» **Dataset extract**

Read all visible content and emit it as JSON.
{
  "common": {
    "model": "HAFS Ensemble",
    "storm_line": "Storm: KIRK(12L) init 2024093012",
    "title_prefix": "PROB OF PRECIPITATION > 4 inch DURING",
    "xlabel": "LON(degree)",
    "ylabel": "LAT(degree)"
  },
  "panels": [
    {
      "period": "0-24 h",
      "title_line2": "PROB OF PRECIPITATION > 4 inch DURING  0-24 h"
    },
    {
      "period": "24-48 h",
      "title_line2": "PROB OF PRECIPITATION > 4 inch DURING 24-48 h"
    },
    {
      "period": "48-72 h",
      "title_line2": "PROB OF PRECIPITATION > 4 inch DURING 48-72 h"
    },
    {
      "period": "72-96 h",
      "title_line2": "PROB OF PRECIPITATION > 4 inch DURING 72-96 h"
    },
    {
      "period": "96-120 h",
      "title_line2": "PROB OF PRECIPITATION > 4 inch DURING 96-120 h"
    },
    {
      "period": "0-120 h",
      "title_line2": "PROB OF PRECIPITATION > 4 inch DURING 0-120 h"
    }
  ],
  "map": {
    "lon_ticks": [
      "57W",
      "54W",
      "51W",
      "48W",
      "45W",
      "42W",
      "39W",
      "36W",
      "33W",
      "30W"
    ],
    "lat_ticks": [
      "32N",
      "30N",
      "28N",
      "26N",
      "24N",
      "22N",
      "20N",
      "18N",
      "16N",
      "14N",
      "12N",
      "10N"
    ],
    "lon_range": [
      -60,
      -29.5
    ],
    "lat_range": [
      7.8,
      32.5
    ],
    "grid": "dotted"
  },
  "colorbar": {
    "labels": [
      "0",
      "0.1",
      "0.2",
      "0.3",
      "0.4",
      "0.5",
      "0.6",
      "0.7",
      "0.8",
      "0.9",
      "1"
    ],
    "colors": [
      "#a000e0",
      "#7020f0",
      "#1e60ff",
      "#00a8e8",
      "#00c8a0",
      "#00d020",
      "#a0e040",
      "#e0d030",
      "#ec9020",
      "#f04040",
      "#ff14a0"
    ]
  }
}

» **Exercise task**
Write out each line of the data that holds the string "PRECIPITATION".

» **Result of this exercise**
    "title_prefix": "PROB OF PRECIPITATION > 4 inch DURING",
      "title_line2": "PROB OF PRECIPITATION > 4 inch DURING  0-24 h"
      "title_line2": "PROB OF PRECIPITATION > 4 inch DURING 24-48 h"
      "title_line2": "PROB OF PRECIPITATION > 4 inch DURING 48-72 h"
      "title_line2": "PROB OF PRECIPITATION > 4 inch DURING 72-96 h"
      "title_line2": "PROB OF PRECIPITATION > 4 inch DURING 96-120 h"
      "title_line2": "PROB OF PRECIPITATION > 4 inch DURING 0-120 h"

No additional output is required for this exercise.